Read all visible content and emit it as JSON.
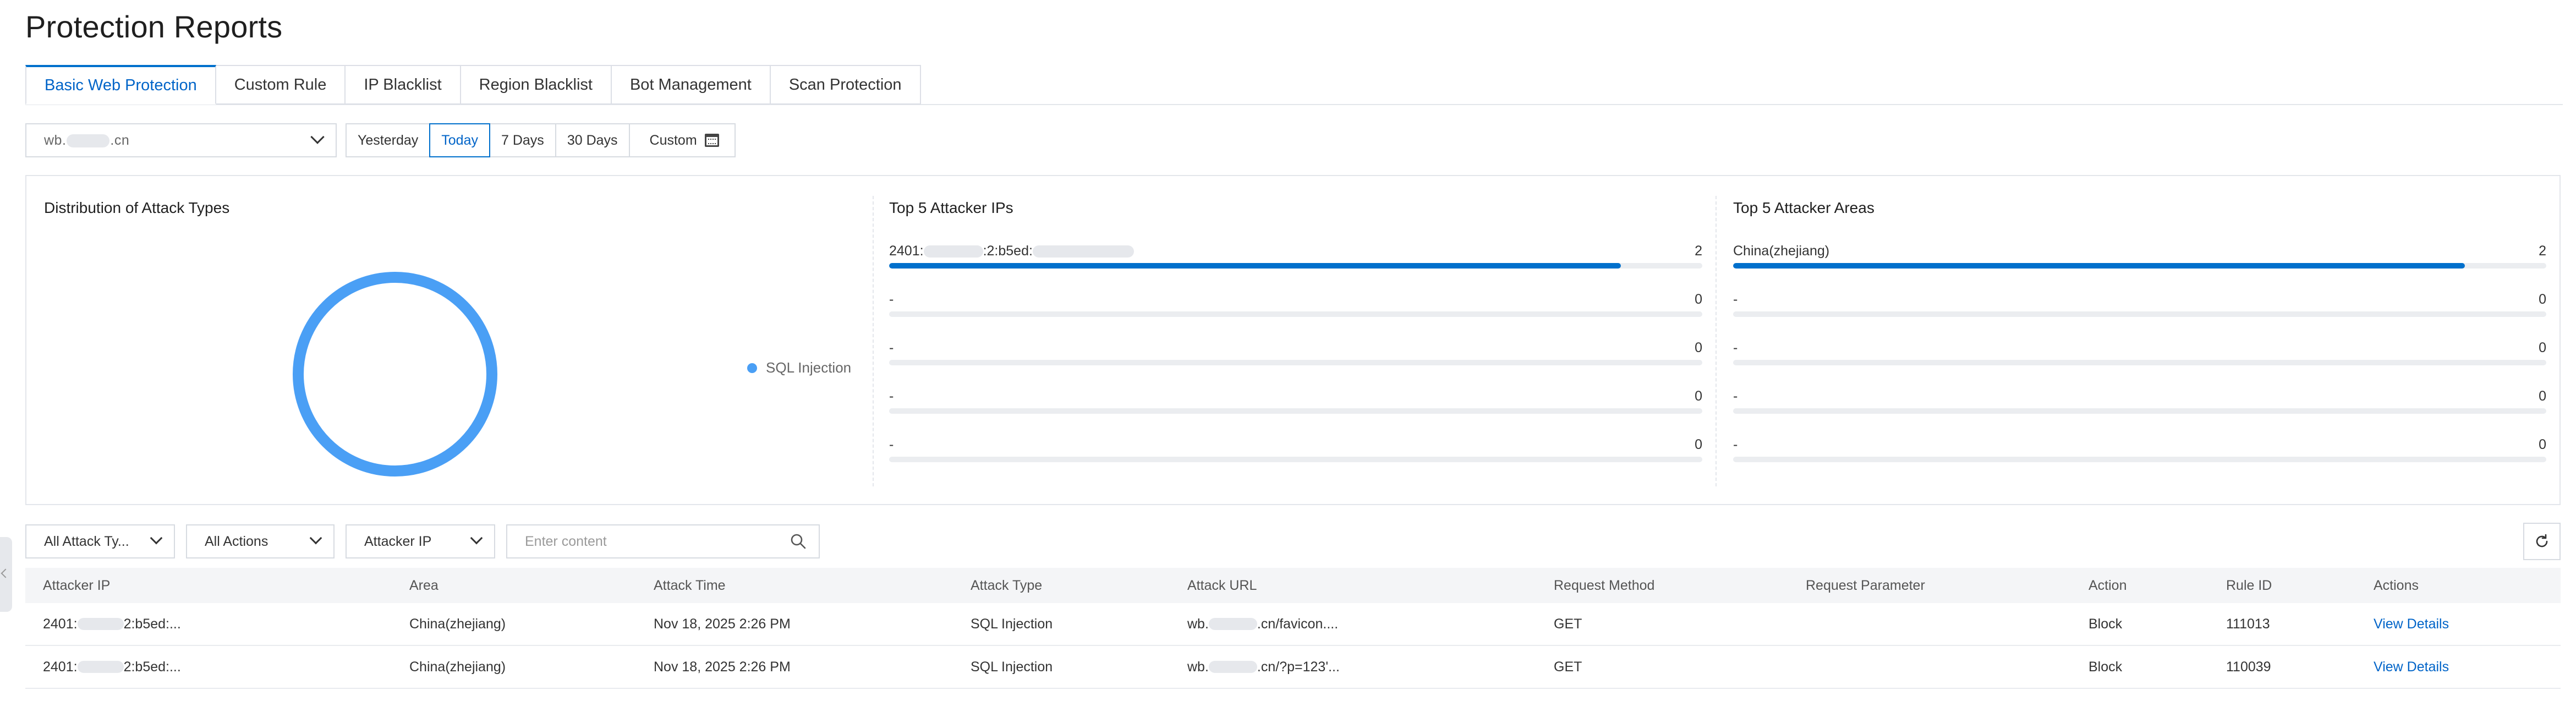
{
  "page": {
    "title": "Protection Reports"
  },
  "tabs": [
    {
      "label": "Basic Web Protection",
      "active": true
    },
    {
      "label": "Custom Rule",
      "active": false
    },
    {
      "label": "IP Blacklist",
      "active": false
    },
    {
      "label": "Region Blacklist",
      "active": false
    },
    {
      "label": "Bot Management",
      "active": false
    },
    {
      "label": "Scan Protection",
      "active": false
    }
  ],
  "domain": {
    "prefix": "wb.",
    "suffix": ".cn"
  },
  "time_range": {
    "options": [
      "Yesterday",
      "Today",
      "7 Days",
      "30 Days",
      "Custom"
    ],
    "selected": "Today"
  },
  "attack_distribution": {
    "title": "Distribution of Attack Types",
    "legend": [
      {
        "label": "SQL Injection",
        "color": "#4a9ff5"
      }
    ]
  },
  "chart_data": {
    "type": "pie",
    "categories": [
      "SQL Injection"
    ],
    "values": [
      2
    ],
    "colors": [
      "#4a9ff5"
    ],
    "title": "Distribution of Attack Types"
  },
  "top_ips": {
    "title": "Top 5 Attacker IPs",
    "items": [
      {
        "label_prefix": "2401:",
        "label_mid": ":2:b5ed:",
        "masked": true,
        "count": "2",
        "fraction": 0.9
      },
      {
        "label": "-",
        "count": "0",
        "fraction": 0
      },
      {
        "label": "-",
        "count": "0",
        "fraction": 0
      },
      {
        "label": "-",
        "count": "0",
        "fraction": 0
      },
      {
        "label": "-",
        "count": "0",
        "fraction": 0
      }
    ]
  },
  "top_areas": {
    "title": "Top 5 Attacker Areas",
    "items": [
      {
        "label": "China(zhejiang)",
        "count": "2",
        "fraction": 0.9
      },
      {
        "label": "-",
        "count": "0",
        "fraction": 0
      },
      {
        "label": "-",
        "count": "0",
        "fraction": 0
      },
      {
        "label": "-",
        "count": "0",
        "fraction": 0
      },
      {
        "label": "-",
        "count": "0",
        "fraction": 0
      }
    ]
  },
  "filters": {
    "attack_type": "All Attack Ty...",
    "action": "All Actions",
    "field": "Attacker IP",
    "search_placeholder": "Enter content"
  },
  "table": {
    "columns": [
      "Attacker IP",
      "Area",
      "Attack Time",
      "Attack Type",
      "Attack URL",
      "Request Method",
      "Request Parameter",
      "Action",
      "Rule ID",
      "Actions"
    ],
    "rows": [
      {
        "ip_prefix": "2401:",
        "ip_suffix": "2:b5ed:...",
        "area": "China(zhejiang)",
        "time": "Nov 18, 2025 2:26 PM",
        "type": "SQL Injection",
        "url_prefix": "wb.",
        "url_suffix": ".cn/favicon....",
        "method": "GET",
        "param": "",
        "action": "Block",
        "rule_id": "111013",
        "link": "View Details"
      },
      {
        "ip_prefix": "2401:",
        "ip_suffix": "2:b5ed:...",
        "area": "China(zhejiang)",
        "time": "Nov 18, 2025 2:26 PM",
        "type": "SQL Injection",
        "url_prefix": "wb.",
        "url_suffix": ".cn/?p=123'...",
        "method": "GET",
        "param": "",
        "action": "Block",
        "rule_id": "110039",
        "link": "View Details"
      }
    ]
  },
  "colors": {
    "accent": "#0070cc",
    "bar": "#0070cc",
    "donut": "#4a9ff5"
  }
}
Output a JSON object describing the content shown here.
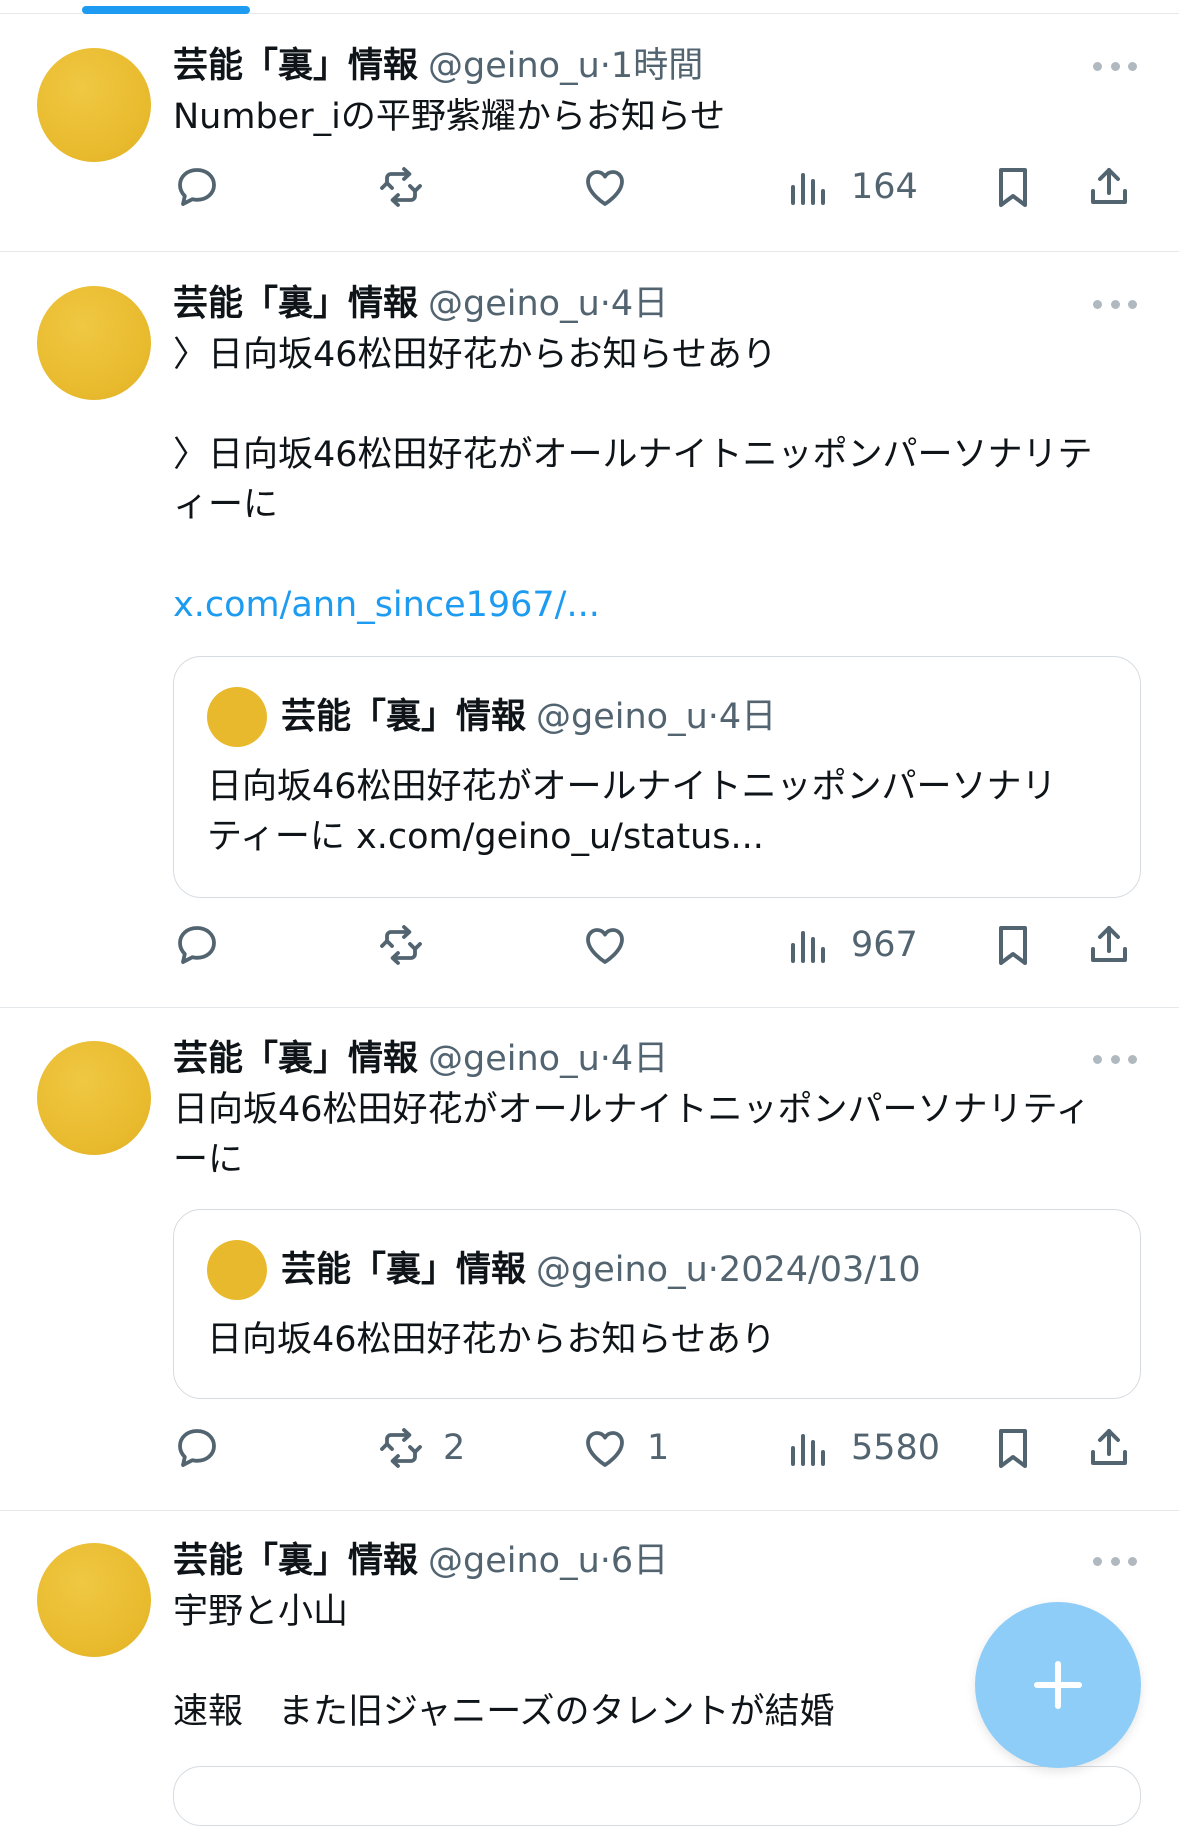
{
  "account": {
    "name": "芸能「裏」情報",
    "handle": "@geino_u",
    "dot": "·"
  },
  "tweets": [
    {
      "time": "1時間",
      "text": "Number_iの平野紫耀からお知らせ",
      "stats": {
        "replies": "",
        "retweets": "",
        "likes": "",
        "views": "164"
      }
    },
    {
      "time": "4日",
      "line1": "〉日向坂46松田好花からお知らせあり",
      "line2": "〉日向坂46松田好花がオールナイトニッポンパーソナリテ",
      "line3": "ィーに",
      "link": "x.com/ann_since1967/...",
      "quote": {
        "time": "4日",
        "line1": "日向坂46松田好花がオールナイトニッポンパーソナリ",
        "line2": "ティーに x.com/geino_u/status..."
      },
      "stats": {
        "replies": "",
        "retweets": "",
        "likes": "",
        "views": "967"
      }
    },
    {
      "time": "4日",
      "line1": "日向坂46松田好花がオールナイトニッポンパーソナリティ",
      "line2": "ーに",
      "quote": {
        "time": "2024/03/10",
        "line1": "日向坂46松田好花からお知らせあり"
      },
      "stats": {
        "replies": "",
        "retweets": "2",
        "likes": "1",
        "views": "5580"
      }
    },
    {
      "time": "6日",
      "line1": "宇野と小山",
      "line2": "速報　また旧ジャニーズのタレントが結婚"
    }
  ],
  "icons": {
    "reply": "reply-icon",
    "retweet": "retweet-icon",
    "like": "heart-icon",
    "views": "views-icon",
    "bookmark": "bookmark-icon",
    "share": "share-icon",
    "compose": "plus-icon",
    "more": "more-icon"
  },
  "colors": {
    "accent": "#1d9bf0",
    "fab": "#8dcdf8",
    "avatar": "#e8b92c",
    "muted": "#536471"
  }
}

______________________________

Task prompt:
Check each line above for the word "JSON", and copy the lines where it appears.

Output below:
Read all visible content and emit it as JSON.
Output a JSON object describing the content shown here.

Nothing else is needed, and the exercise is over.